## PROBLEM DETAILS
Report back each line of the records that contains the string "seçimlerinde".

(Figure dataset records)

######

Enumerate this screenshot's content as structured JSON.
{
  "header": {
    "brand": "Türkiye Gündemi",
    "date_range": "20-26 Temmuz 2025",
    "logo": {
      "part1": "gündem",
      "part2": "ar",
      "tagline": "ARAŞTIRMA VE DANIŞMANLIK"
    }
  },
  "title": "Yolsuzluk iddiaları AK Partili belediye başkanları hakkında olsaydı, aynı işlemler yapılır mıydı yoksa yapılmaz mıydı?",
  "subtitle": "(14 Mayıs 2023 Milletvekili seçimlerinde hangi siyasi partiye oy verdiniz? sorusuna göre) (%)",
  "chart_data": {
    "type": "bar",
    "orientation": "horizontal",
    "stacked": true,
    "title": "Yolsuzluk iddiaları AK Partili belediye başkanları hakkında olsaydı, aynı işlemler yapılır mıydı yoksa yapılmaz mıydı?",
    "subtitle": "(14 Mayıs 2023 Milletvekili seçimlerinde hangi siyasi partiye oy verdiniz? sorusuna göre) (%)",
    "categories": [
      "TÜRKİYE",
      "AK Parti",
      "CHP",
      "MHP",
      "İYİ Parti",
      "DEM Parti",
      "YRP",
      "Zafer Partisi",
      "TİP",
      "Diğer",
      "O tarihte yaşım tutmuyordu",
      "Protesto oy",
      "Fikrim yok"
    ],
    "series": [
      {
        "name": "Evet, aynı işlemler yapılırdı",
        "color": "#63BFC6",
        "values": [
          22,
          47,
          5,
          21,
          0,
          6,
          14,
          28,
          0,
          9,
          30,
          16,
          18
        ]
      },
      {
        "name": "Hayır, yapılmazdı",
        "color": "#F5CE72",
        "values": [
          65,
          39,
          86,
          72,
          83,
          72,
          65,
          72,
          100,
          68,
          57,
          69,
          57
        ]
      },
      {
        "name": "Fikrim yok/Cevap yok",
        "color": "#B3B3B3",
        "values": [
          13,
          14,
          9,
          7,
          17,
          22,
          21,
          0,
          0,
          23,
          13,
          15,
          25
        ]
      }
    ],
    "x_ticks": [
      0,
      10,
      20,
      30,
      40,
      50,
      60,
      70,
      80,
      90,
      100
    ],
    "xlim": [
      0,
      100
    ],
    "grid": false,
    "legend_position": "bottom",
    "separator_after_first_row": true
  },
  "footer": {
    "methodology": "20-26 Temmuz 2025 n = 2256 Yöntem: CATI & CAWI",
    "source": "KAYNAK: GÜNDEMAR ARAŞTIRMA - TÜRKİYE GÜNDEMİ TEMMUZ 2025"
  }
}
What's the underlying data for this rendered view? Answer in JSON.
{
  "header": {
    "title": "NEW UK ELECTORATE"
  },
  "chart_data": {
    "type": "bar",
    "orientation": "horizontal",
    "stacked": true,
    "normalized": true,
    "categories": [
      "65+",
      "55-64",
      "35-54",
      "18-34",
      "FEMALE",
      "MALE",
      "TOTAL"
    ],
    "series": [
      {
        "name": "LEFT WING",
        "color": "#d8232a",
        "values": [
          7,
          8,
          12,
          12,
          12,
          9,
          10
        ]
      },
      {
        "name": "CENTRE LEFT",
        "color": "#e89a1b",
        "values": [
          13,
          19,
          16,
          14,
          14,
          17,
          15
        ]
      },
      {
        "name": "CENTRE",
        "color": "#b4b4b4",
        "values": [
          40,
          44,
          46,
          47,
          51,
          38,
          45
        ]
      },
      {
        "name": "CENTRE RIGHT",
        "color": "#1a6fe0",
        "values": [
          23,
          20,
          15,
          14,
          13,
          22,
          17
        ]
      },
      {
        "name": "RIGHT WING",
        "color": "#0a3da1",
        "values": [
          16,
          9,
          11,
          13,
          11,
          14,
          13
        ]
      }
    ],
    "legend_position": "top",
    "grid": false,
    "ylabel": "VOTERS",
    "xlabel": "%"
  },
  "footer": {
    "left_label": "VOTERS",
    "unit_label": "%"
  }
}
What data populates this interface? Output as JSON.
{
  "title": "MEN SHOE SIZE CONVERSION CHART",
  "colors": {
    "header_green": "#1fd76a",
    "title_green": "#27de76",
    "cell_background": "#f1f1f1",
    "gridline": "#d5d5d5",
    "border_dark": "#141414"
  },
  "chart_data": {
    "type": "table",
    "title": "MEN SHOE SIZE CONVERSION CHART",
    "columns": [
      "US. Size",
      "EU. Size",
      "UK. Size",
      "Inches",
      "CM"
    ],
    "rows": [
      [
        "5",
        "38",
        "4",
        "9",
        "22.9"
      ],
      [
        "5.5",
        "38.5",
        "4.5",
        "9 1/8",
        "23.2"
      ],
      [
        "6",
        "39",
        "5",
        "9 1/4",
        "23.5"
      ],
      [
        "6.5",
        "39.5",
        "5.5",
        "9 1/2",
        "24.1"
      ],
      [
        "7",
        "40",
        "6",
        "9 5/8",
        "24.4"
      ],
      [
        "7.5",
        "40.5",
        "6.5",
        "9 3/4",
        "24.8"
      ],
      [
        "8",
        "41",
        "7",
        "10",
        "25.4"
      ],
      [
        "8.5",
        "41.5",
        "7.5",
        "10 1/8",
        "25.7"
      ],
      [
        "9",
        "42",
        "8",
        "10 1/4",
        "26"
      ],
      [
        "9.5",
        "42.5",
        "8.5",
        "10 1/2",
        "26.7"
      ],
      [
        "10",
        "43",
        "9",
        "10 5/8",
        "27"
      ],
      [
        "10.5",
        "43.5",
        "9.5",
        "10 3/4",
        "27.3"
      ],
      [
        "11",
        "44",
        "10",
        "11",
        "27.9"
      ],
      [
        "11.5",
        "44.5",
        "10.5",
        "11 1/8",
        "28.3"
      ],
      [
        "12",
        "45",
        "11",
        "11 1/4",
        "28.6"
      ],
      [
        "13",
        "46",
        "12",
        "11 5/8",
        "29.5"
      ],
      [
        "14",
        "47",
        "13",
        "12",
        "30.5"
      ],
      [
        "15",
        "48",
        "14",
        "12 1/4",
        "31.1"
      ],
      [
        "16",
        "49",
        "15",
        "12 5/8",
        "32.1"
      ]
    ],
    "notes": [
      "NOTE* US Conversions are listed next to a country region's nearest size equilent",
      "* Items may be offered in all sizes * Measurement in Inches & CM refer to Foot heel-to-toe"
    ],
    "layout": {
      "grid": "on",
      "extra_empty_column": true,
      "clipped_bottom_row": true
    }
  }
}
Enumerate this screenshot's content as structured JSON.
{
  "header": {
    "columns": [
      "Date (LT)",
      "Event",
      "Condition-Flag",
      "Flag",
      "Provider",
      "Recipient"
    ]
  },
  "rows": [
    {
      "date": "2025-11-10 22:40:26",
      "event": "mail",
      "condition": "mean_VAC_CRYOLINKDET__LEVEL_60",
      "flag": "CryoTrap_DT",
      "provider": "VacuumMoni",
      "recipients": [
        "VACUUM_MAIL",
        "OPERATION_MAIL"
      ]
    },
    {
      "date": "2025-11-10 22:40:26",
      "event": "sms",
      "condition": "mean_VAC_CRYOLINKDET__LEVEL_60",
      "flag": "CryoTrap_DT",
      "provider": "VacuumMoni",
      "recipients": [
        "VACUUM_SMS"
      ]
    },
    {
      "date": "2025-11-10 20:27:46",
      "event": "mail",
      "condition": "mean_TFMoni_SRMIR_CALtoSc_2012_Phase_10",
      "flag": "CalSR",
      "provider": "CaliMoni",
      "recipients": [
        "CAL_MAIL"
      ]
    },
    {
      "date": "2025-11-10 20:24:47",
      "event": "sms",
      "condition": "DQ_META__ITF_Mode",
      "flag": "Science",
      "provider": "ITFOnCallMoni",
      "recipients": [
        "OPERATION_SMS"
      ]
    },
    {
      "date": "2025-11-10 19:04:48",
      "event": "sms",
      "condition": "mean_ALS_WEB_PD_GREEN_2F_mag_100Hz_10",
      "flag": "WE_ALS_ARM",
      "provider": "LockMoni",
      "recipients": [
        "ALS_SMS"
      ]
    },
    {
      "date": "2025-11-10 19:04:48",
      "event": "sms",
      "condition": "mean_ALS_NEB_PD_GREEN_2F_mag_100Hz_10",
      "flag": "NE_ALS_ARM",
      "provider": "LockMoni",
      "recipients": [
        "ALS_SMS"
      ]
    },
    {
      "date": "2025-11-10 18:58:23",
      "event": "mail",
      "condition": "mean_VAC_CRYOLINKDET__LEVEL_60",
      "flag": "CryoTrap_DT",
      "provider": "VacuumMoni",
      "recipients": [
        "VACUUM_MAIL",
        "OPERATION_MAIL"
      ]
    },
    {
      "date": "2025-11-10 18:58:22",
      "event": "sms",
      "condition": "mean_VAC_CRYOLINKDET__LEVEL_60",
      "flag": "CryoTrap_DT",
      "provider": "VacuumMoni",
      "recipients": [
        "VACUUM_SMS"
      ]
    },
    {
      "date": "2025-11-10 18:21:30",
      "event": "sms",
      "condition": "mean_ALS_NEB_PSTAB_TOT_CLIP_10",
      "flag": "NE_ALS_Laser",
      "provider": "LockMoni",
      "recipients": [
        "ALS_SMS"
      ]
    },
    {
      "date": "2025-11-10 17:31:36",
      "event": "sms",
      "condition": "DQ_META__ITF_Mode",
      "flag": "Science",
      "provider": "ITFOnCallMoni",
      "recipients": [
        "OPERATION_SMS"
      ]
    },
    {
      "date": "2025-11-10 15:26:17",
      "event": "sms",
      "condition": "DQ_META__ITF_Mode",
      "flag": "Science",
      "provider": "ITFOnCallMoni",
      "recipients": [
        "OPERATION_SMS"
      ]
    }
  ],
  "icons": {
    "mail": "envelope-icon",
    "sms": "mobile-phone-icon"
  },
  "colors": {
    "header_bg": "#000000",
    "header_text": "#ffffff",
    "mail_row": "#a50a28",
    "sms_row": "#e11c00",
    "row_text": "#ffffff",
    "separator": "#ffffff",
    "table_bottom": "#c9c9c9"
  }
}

######

## FULL OUTPUT
  "subtitle": "(14 Mayıs 2023 Milletvekili seçimlerinde hangi siyasi partiye oy verdiniz? sorusuna göre) (%)",
    "subtitle": "(14 Mayıs 2023 Milletvekili seçimlerinde hangi siyasi partiye oy verdiniz? sorusuna göre) (%)",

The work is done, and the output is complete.